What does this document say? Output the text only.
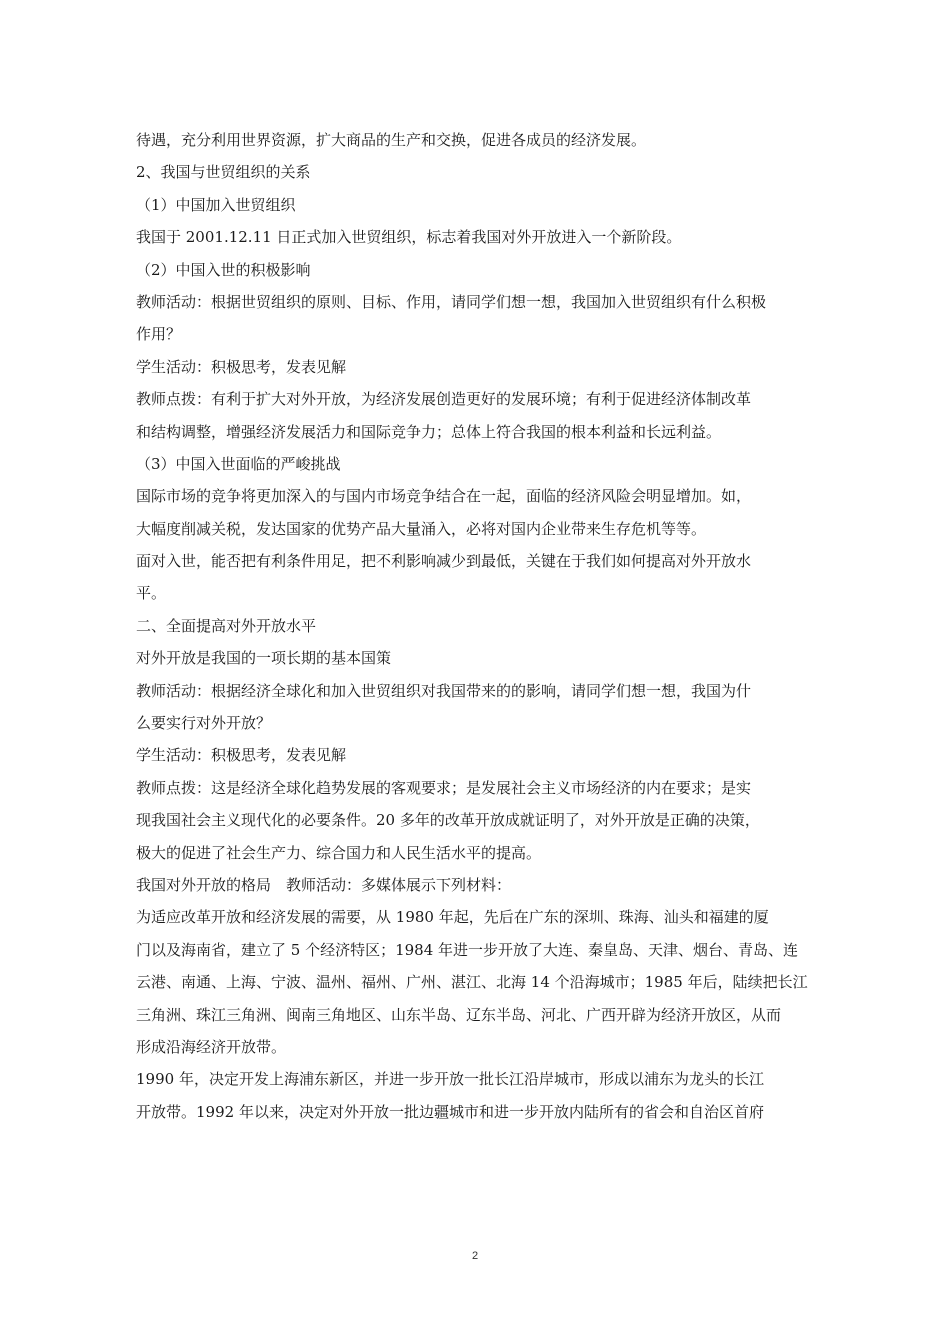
待遇，充分利用世界资源，扩大商品的生产和交换，促进各成员的经济发展。
2、我国与世贸组织的关系
（1）中国加入世贸组织
我国于 2001.12.11 日正式加入世贸组织，标志着我国对外开放进入一个新阶段。
（2）中国入世的积极影响
教师活动：根据世贸组织的原则、目标、作用，请同学们想一想，我国加入世贸组织有什么积极
作用？
学生活动：积极思考，发表见解
教师点拨：有利于扩大对外开放，为经济发展创造更好的发展环境；有利于促进经济体制改革
和结构调整，增强经济发展活力和国际竞争力；总体上符合我国的根本利益和长远利益。
（3）中国入世面临的严峻挑战
国际市场的竞争将更加深入的与国内市场竞争结合在一起，面临的经济风险会明显增加。如，
大幅度削减关税，发达国家的优势产品大量涌入，必将对国内企业带来生存危机等等。
面对入世，能否把有利条件用足，把不利影响减少到最低，关键在于我们如何提高对外开放水
平。
二、全面提高对外开放水平
对外开放是我国的一项长期的基本国策
教师活动：根据经济全球化和加入世贸组织对我国带来的的影响，请同学们想一想，我国为什
么要实行对外开放？
学生活动：积极思考，发表见解
教师点拨：这是经济全球化趋势发展的客观要求；是发展社会主义市场经济的内在要求；是实
现我国社会主义现代化的必要条件。20 多年的改革开放成就证明了，对外开放是正确的决策，
极大的促进了社会生产力、综合国力和人民生活水平的提高。
我国对外开放的格局　教师活动：多媒体展示下列材料：
为适应改革开放和经济发展的需要，从 1980 年起，先后在广东的深圳、珠海、汕头和福建的厦
门以及海南省，建立了 5 个经济特区；1984 年进一步开放了大连、秦皇岛、天津、烟台、青岛、连
云港、南通、上海、宁波、温州、福州、广州、湛江、北海 14 个沿海城市；1985 年后，陆续把长江
三角洲、珠江三角洲、闽南三角地区、山东半岛、辽东半岛、河北、广西开辟为经济开放区，从而
形成沿海经济开放带。
1990 年，决定开发上海浦东新区，并进一步开放一批长江沿岸城市，形成以浦东为龙头的长江
开放带。1992 年以来，决定对外开放一批边疆城市和进一步开放内陆所有的省会和自治区首府
2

## TASK BRIEF
Reproduce all entries exactly. Pictures do not belong in the copy.

## COMPLETE ANSWER
What does this document say? Output the text only.
待遇，充分利用世界资源，扩大商品的生产和交换，促进各成员的经济发展。
2、我国与世贸组织的关系
（1）中国加入世贸组织
我国于 2001.12.11 日正式加入世贸组织，标志着我国对外开放进入一个新阶段。
（2）中国入世的积极影响
教师活动：根据世贸组织的原则、目标、作用，请同学们想一想，我国加入世贸组织有什么积极
作用？
学生活动：积极思考，发表见解
教师点拨：有利于扩大对外开放，为经济发展创造更好的发展环境；有利于促进经济体制改革
和结构调整，增强经济发展活力和国际竞争力；总体上符合我国的根本利益和长远利益。
（3）中国入世面临的严峻挑战
国际市场的竞争将更加深入的与国内市场竞争结合在一起，面临的经济风险会明显增加。如，
大幅度削减关税，发达国家的优势产品大量涌入，必将对国内企业带来生存危机等等。
面对入世，能否把有利条件用足，把不利影响减少到最低，关键在于我们如何提高对外开放水
平。
二、全面提高对外开放水平
对外开放是我国的一项长期的基本国策
教师活动：根据经济全球化和加入世贸组织对我国带来的的影响，请同学们想一想，我国为什
么要实行对外开放？
学生活动：积极思考，发表见解
教师点拨：这是经济全球化趋势发展的客观要求；是发展社会主义市场经济的内在要求；是实
现我国社会主义现代化的必要条件。20 多年的改革开放成就证明了，对外开放是正确的决策，
极大的促进了社会生产力、综合国力和人民生活水平的提高。
我国对外开放的格局　教师活动：多媒体展示下列材料：
为适应改革开放和经济发展的需要，从 1980 年起，先后在广东的深圳、珠海、汕头和福建的厦
门以及海南省，建立了 5 个经济特区；1984 年进一步开放了大连、秦皇岛、天津、烟台、青岛、连
云港、南通、上海、宁波、温州、福州、广州、湛江、北海 14 个沿海城市；1985 年后，陆续把长江
三角洲、珠江三角洲、闽南三角地区、山东半岛、辽东半岛、河北、广西开辟为经济开放区，从而
形成沿海经济开放带。
1990 年，决定开发上海浦东新区，并进一步开放一批长江沿岸城市，形成以浦东为龙头的长江
开放带。1992 年以来，决定对外开放一批边疆城市和进一步开放内陆所有的省会和自治区首府
2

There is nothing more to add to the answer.